#### [Entries with figure data]
◇ ◇ ◇
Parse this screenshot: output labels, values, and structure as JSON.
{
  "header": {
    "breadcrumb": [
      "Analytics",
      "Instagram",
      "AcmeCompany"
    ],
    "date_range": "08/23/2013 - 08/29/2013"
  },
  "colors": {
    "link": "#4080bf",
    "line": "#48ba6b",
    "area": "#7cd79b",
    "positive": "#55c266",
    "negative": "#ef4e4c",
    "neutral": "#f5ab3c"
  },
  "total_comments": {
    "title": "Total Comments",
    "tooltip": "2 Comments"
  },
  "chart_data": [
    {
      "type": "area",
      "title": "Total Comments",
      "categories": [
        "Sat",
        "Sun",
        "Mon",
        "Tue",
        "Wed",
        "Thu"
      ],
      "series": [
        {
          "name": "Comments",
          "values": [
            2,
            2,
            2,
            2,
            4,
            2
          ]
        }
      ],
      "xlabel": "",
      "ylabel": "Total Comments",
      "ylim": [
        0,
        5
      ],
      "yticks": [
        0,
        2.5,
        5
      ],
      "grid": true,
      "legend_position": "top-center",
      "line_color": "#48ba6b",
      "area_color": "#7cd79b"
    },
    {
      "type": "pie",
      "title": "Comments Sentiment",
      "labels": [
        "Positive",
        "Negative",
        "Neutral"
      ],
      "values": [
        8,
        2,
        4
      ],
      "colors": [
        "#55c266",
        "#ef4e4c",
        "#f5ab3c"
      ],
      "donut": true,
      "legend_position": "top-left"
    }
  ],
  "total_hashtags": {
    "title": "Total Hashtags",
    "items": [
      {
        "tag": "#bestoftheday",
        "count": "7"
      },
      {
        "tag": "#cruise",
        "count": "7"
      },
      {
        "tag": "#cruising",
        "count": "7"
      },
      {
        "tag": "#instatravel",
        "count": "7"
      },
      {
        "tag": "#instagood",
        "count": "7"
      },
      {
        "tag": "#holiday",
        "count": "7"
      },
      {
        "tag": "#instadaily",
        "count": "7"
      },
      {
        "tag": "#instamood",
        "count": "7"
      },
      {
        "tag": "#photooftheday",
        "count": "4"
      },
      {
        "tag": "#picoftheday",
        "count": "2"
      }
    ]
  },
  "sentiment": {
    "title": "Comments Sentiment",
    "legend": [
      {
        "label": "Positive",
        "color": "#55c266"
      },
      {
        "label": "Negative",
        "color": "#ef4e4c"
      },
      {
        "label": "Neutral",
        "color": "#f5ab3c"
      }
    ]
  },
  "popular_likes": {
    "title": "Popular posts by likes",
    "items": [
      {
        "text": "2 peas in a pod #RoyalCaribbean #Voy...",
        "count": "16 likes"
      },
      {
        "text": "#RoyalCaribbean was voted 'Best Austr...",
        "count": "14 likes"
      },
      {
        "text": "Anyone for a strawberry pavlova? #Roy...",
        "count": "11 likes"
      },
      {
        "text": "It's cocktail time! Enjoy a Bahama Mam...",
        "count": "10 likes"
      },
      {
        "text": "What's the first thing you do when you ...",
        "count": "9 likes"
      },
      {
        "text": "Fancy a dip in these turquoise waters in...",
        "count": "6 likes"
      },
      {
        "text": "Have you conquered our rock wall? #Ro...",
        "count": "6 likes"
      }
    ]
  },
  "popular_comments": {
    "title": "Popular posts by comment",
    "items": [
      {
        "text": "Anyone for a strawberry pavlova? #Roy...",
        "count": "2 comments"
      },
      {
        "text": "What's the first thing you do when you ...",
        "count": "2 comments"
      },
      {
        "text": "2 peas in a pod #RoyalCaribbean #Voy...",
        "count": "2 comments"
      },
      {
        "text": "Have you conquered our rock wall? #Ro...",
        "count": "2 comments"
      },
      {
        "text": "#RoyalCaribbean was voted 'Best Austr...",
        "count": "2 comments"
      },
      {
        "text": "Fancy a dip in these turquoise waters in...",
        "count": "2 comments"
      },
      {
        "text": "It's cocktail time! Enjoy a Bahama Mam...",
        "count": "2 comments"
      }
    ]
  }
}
◇ ◇ ◇
#### [Stated task]
Extract all of the data shown above without alteration.

#### [The answer]
Parse this screenshot: output labels, values, and structure as JSON.
{
  "header": {
    "breadcrumb": [
      "Analytics",
      "Instagram",
      "AcmeCompany"
    ],
    "date_range": "08/23/2013 - 08/29/2013"
  },
  "colors": {
    "link": "#4080bf",
    "line": "#48ba6b",
    "area": "#7cd79b",
    "positive": "#55c266",
    "negative": "#ef4e4c",
    "neutral": "#f5ab3c"
  },
  "total_comments": {
    "title": "Total Comments",
    "tooltip": "2 Comments"
  },
  "chart_data": [
    {
      "type": "area",
      "title": "Total Comments",
      "categories": [
        "Sat",
        "Sun",
        "Mon",
        "Tue",
        "Wed",
        "Thu"
      ],
      "series": [
        {
          "name": "Comments",
          "values": [
            2,
            2,
            2,
            2,
            4,
            2
          ]
        }
      ],
      "xlabel": "",
      "ylabel": "Total Comments",
      "ylim": [
        0,
        5
      ],
      "yticks": [
        0,
        2.5,
        5
      ],
      "grid": true,
      "legend_position": "top-center",
      "line_color": "#48ba6b",
      "area_color": "#7cd79b"
    },
    {
      "type": "pie",
      "title": "Comments Sentiment",
      "labels": [
        "Positive",
        "Negative",
        "Neutral"
      ],
      "values": [
        8,
        2,
        4
      ],
      "colors": [
        "#55c266",
        "#ef4e4c",
        "#f5ab3c"
      ],
      "donut": true,
      "legend_position": "top-left"
    }
  ],
  "total_hashtags": {
    "title": "Total Hashtags",
    "items": [
      {
        "tag": "#bestoftheday",
        "count": "7"
      },
      {
        "tag": "#cruise",
        "count": "7"
      },
      {
        "tag": "#cruising",
        "count": "7"
      },
      {
        "tag": "#instatravel",
        "count": "7"
      },
      {
        "tag": "#instagood",
        "count": "7"
      },
      {
        "tag": "#holiday",
        "count": "7"
      },
      {
        "tag": "#instadaily",
        "count": "7"
      },
      {
        "tag": "#instamood",
        "count": "7"
      },
      {
        "tag": "#photooftheday",
        "count": "4"
      },
      {
        "tag": "#picoftheday",
        "count": "2"
      }
    ]
  },
  "sentiment": {
    "title": "Comments Sentiment",
    "legend": [
      {
        "label": "Positive",
        "color": "#55c266"
      },
      {
        "label": "Negative",
        "color": "#ef4e4c"
      },
      {
        "label": "Neutral",
        "color": "#f5ab3c"
      }
    ]
  },
  "popular_likes": {
    "title": "Popular posts by likes",
    "items": [
      {
        "text": "2 peas in a pod #RoyalCaribbean #Voy...",
        "count": "16 likes"
      },
      {
        "text": "#RoyalCaribbean was voted 'Best Austr...",
        "count": "14 likes"
      },
      {
        "text": "Anyone for a strawberry pavlova? #Roy...",
        "count": "11 likes"
      },
      {
        "text": "It's cocktail time! Enjoy a Bahama Mam...",
        "count": "10 likes"
      },
      {
        "text": "What's the first thing you do when you ...",
        "count": "9 likes"
      },
      {
        "text": "Fancy a dip in these turquoise waters in...",
        "count": "6 likes"
      },
      {
        "text": "Have you conquered our rock wall? #Ro...",
        "count": "6 likes"
      }
    ]
  },
  "popular_comments": {
    "title": "Popular posts by comment",
    "items": [
      {
        "text": "Anyone for a strawberry pavlova? #Roy...",
        "count": "2 comments"
      },
      {
        "text": "What's the first thing you do when you ...",
        "count": "2 comments"
      },
      {
        "text": "2 peas in a pod #RoyalCaribbean #Voy...",
        "count": "2 comments"
      },
      {
        "text": "Have you conquered our rock wall? #Ro...",
        "count": "2 comments"
      },
      {
        "text": "#RoyalCaribbean was voted 'Best Austr...",
        "count": "2 comments"
      },
      {
        "text": "Fancy a dip in these turquoise waters in...",
        "count": "2 comments"
      },
      {
        "text": "It's cocktail time! Enjoy a Bahama Mam...",
        "count": "2 comments"
      }
    ]
  }
}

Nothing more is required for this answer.